Figure record extracts:

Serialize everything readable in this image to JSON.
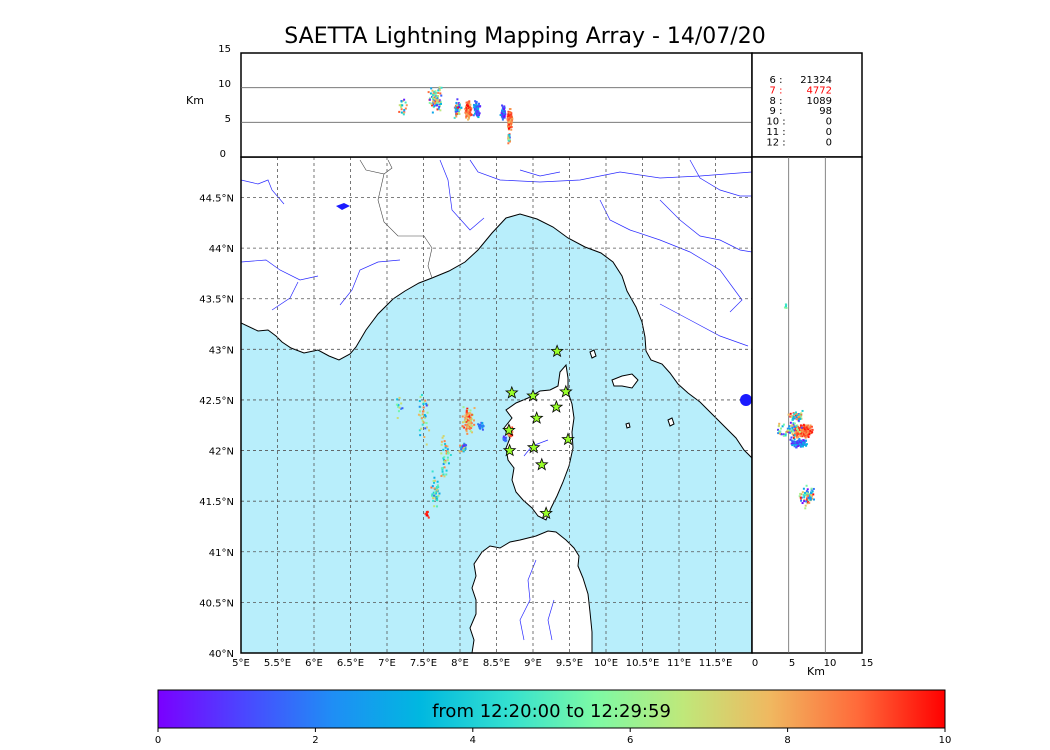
{
  "title": "SAETTA Lightning Mapping Array - 14/07/20",
  "top_panel": {
    "ylabel": "Km",
    "yticks": [
      "15",
      "10",
      "5",
      "0"
    ]
  },
  "side_panel": {
    "xlabel": "Km",
    "xticks": [
      "0",
      "5",
      "10",
      "15"
    ]
  },
  "map": {
    "lon_ticks": [
      "5°E",
      "5.5°E",
      "6°E",
      "6.5°E",
      "7°E",
      "7.5°E",
      "8°E",
      "8.5°E",
      "9°E",
      "9.5°E",
      "10°E",
      "10.5°E",
      "11°E",
      "11.5°E"
    ],
    "lat_ticks": [
      "44.5°N",
      "44°N",
      "43.5°N",
      "43°N",
      "42.5°N",
      "42°N",
      "41.5°N",
      "41°N",
      "40.5°N",
      "40°N"
    ],
    "sea_color": "#b8eefb",
    "land_color": "#ffffff",
    "coast_color": "#000000",
    "river_color": "#2a2aff",
    "station_marker": "star-icon",
    "station_color": "#9aff2a",
    "stations": [
      [
        9.33,
        42.98
      ],
      [
        8.71,
        42.57
      ],
      [
        9.0,
        42.54
      ],
      [
        9.45,
        42.58
      ],
      [
        9.05,
        42.32
      ],
      [
        9.32,
        42.43
      ],
      [
        8.67,
        42.2
      ],
      [
        9.48,
        42.11
      ],
      [
        8.68,
        42.0
      ],
      [
        9.01,
        42.03
      ],
      [
        9.12,
        41.86
      ],
      [
        9.18,
        41.38
      ]
    ],
    "blob_color": "#1a1aff"
  },
  "stats": [
    {
      "n": "6 :",
      "v": "21324",
      "color": "#000000"
    },
    {
      "n": "7 :",
      "v": "4772",
      "color": "#ff0000"
    },
    {
      "n": "8 :",
      "v": "1089",
      "color": "#000000"
    },
    {
      "n": "9 :",
      "v": "98",
      "color": "#000000"
    },
    {
      "n": "10 :",
      "v": "0",
      "color": "#000000"
    },
    {
      "n": "11 :",
      "v": "0",
      "color": "#000000"
    },
    {
      "n": "12 :",
      "v": "0",
      "color": "#000000"
    }
  ],
  "colorbar": {
    "label": "from 12:20:00 to 12:29:59",
    "ticks": [
      "0",
      "2",
      "4",
      "6",
      "8",
      "10"
    ],
    "gradient": [
      "#7a00ff",
      "#4a48ff",
      "#1f8ef5",
      "#00b8e0",
      "#33e0d0",
      "#7dfaa5",
      "#bfe87a",
      "#f0b860",
      "#ff6a3a",
      "#ff0000"
    ]
  },
  "lightning": {
    "clusters": [
      {
        "lon": 7.5,
        "lat": 42.35,
        "w": 0.12,
        "h": 0.3,
        "n": 40,
        "c": [
          0.1,
          0.9
        ]
      },
      {
        "lon": 7.15,
        "lat": 42.45,
        "w": 0.07,
        "h": 0.15,
        "n": 12,
        "c": [
          0.1,
          0.9
        ]
      },
      {
        "lon": 7.78,
        "lat": 41.95,
        "w": 0.1,
        "h": 0.3,
        "n": 45,
        "c": [
          0.2,
          0.9
        ]
      },
      {
        "lon": 7.65,
        "lat": 41.62,
        "w": 0.08,
        "h": 0.25,
        "n": 45,
        "c": [
          0.2,
          0.9
        ]
      },
      {
        "lon": 7.53,
        "lat": 41.38,
        "w": 0.03,
        "h": 0.05,
        "n": 8,
        "c": [
          0.9,
          1.0
        ]
      },
      {
        "lon": 8.1,
        "lat": 42.3,
        "w": 0.1,
        "h": 0.16,
        "n": 90,
        "c": [
          0.6,
          1.0
        ]
      },
      {
        "lon": 8.27,
        "lat": 42.25,
        "w": 0.06,
        "h": 0.05,
        "n": 20,
        "c": [
          0.05,
          0.3
        ]
      },
      {
        "lon": 8.04,
        "lat": 42.04,
        "w": 0.08,
        "h": 0.06,
        "n": 35,
        "c": [
          0.05,
          1.0
        ]
      },
      {
        "lon": 8.67,
        "lat": 42.2,
        "w": 0.06,
        "h": 0.07,
        "n": 40,
        "c": [
          0.8,
          1.0
        ]
      },
      {
        "lon": 8.6,
        "lat": 42.12,
        "w": 0.04,
        "h": 0.05,
        "n": 15,
        "c": [
          0.05,
          0.3
        ]
      }
    ],
    "top_clusters": [
      {
        "lon": 7.65,
        "alt": 8.5,
        "w": 0.12,
        "h": 2.6,
        "n": 90,
        "c": [
          0.0,
          1.0
        ]
      },
      {
        "lon": 7.2,
        "alt": 7.3,
        "w": 0.08,
        "h": 1.8,
        "n": 20,
        "c": [
          0.0,
          1.0
        ]
      },
      {
        "lon": 7.95,
        "alt": 7.0,
        "w": 0.07,
        "h": 1.6,
        "n": 40,
        "c": [
          0.0,
          1.0
        ]
      },
      {
        "lon": 8.1,
        "alt": 6.8,
        "w": 0.06,
        "h": 1.6,
        "n": 110,
        "c": [
          0.75,
          1.0
        ]
      },
      {
        "lon": 8.22,
        "alt": 7.0,
        "w": 0.06,
        "h": 1.6,
        "n": 60,
        "c": [
          0.0,
          0.35
        ]
      },
      {
        "lon": 8.58,
        "alt": 6.5,
        "w": 0.04,
        "h": 1.4,
        "n": 70,
        "c": [
          0.0,
          0.35
        ]
      },
      {
        "lon": 8.67,
        "alt": 5.5,
        "w": 0.04,
        "h": 1.7,
        "n": 200,
        "c": [
          0.75,
          1.0
        ]
      },
      {
        "lon": 8.66,
        "alt": 2.8,
        "w": 0.02,
        "h": 1.0,
        "n": 25,
        "c": [
          0.1,
          1.0
        ]
      }
    ],
    "side_clusters": [
      {
        "alt": 6.8,
        "lat": 42.2,
        "w": 1.6,
        "h": 0.08,
        "n": 260,
        "c": [
          0.8,
          1.0
        ]
      },
      {
        "alt": 6.3,
        "lat": 42.08,
        "w": 1.4,
        "h": 0.05,
        "n": 120,
        "c": [
          0.0,
          0.35
        ]
      },
      {
        "alt": 6.0,
        "lat": 42.35,
        "w": 1.3,
        "h": 0.06,
        "n": 60,
        "c": [
          0.0,
          1.0
        ]
      },
      {
        "alt": 7.5,
        "lat": 41.55,
        "w": 1.4,
        "h": 0.12,
        "n": 70,
        "c": [
          0.0,
          1.0
        ]
      },
      {
        "alt": 5.0,
        "lat": 42.22,
        "w": 2.2,
        "h": 0.1,
        "n": 60,
        "c": [
          0.0,
          1.0
        ]
      },
      {
        "alt": 4.5,
        "lat": 43.43,
        "w": 0.2,
        "h": 0.04,
        "n": 6,
        "c": [
          0.4,
          0.6
        ]
      }
    ]
  }
}
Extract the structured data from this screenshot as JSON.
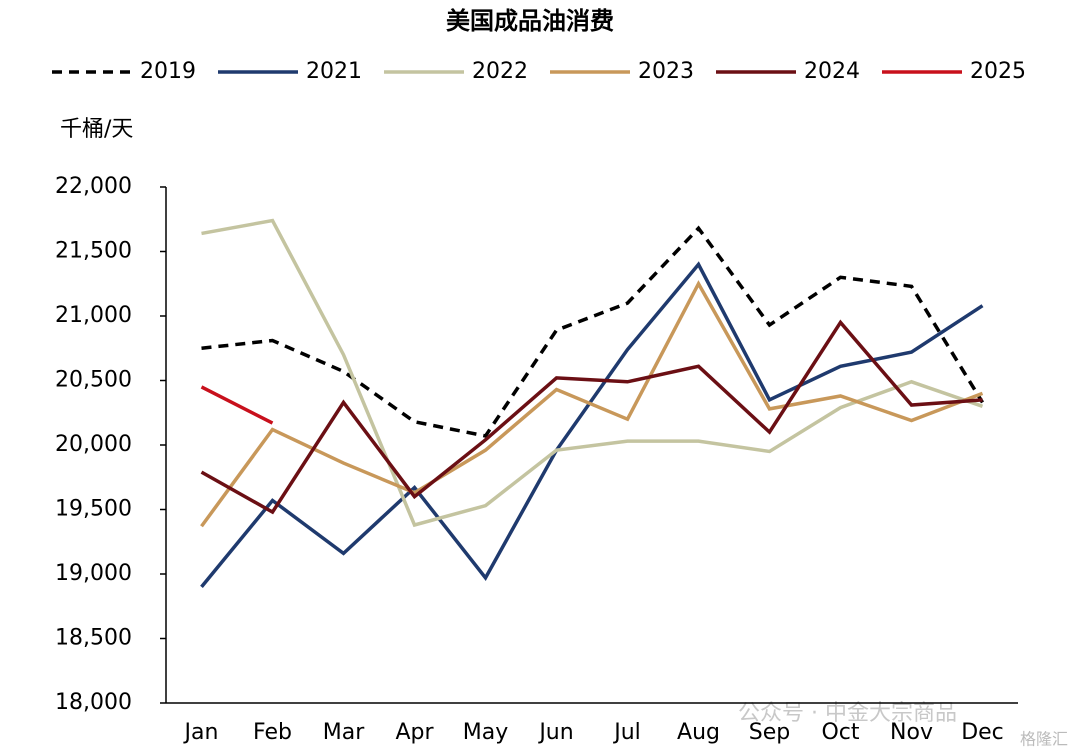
{
  "chart_data": {
    "type": "line",
    "title": "美国成品油消费",
    "y_label": "千桶/天",
    "categories": [
      "Jan",
      "Feb",
      "Mar",
      "Apr",
      "May",
      "Jun",
      "Jul",
      "Aug",
      "Sep",
      "Oct",
      "Nov",
      "Dec"
    ],
    "series": [
      {
        "name": "2019",
        "color": "#000000",
        "dashed": true,
        "values": [
          20750,
          20810,
          20570,
          20180,
          20070,
          20890,
          21100,
          21680,
          20930,
          21300,
          21230,
          20330
        ]
      },
      {
        "name": "2021",
        "color": "#1f3a6e",
        "values": [
          18900,
          19570,
          19160,
          19670,
          18970,
          19960,
          20740,
          21400,
          20350,
          20610,
          20720,
          21080
        ]
      },
      {
        "name": "2022",
        "color": "#c4c4a0",
        "values": [
          21640,
          21740,
          20700,
          19380,
          19530,
          19960,
          20030,
          20030,
          19950,
          20290,
          20490,
          20300
        ]
      },
      {
        "name": "2023",
        "color": "#c8985a",
        "values": [
          19370,
          20120,
          19860,
          19630,
          19960,
          20430,
          20200,
          21250,
          20280,
          20380,
          20190,
          20400
        ]
      },
      {
        "name": "2024",
        "color": "#6b0f14",
        "values": [
          19790,
          19480,
          20330,
          19600,
          20040,
          20520,
          20490,
          20610,
          20100,
          20950,
          20310,
          20350
        ]
      },
      {
        "name": "2025",
        "color": "#c8101c",
        "values": [
          20450,
          20170,
          null,
          null,
          null,
          null,
          null,
          null,
          null,
          null,
          null,
          null
        ]
      }
    ],
    "ylim": [
      18000,
      22000
    ],
    "yticks": [
      {
        "value": 18000,
        "label": "18,000"
      },
      {
        "value": 18500,
        "label": "18,500"
      },
      {
        "value": 19000,
        "label": "19,000"
      },
      {
        "value": 19500,
        "label": "19,500"
      },
      {
        "value": 20000,
        "label": "20,000"
      },
      {
        "value": 20500,
        "label": "20,500"
      },
      {
        "value": 21000,
        "label": "21,000"
      },
      {
        "value": 21500,
        "label": "21,500"
      },
      {
        "value": 22000,
        "label": "22,000"
      }
    ],
    "grid": false,
    "legend": "top",
    "annotations": [
      "公众号 · 中金大宗商品",
      "格隆汇"
    ]
  }
}
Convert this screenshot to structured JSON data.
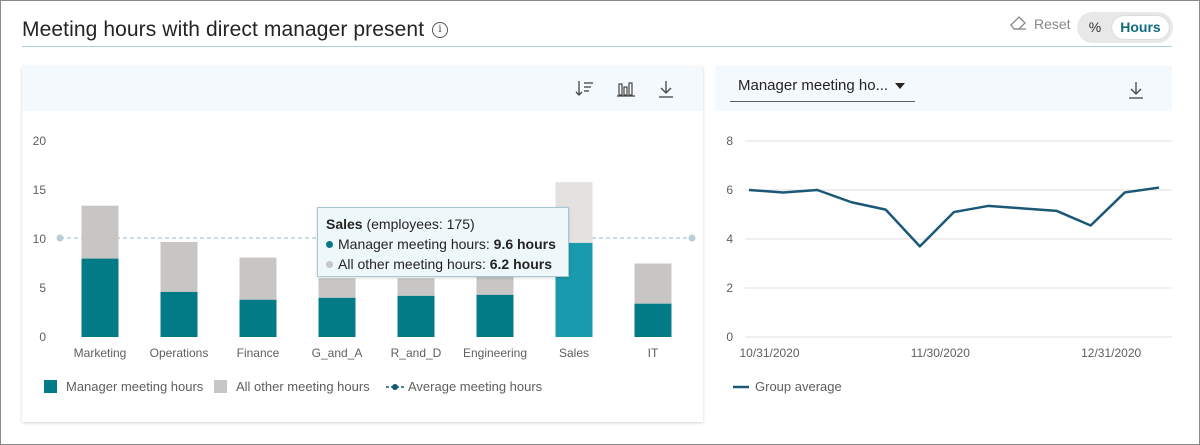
{
  "header": {
    "title": "Meeting hours with direct manager present",
    "info_icon": "info-icon",
    "reset_label": "Reset",
    "toggle": {
      "options": [
        "%",
        "Hours"
      ],
      "selected": "Hours"
    }
  },
  "left_panel": {
    "toolbar": [
      "sort-icon",
      "chart-type-icon",
      "download-icon"
    ],
    "tooltip": {
      "category": "Sales",
      "employees": "(employees: 175)",
      "line1_label": "Manager meeting hours:",
      "line1_value": "9.6 hours",
      "line2_label": "All other meeting hours:",
      "line2_value": "6.2 hours"
    },
    "legend": [
      "Manager meeting hours",
      "All other meeting hours",
      "Average meeting hours"
    ]
  },
  "right_panel": {
    "dropdown_value": "Manager meeting ho...",
    "toolbar": [
      "download-icon"
    ],
    "legend": [
      "Group average"
    ]
  },
  "colors": {
    "manager": "#037b86",
    "manager_highlight": "#1a9aad",
    "other": "#c8c6c4",
    "average": "#0f5a74",
    "line": "#1b5875"
  },
  "chart_data": [
    {
      "type": "bar",
      "stacked": true,
      "categories": [
        "Marketing",
        "Operations",
        "Finance",
        "G_and_A",
        "R_and_D",
        "Engineering",
        "Sales",
        "IT"
      ],
      "series": [
        {
          "name": "Manager meeting hours",
          "values": [
            8.0,
            4.6,
            3.8,
            4.0,
            4.2,
            4.3,
            9.6,
            3.4
          ]
        },
        {
          "name": "All other meeting hours",
          "values": [
            5.4,
            5.1,
            4.3,
            2.0,
            1.8,
            1.9,
            6.2,
            4.1
          ]
        }
      ],
      "average_line": {
        "name": "Average meeting hours",
        "value": 10.1
      },
      "highlighted": "Sales",
      "yticks": [
        0,
        5,
        10,
        15,
        20
      ],
      "ylim": [
        0,
        20
      ],
      "grid": false,
      "legend": "bottom-left"
    },
    {
      "type": "line",
      "series": [
        {
          "name": "Group average",
          "values": [
            6.0,
            5.9,
            6.0,
            5.5,
            5.2,
            3.7,
            5.1,
            5.35,
            5.25,
            5.15,
            4.55,
            5.9,
            6.1
          ]
        }
      ],
      "xticks": [
        "10/31/2020",
        "11/30/2020",
        "12/31/2020"
      ],
      "yticks": [
        0,
        2,
        4,
        6,
        8
      ],
      "ylim": [
        0,
        8
      ],
      "grid": true,
      "legend": "bottom-left"
    }
  ]
}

Exercise goal:
Copy out every line from the material above in which the word "structured" appears.

Complete answer:
Extract the structured data from this screenshot as JSON.
Convert this screenshot to structured JSON data.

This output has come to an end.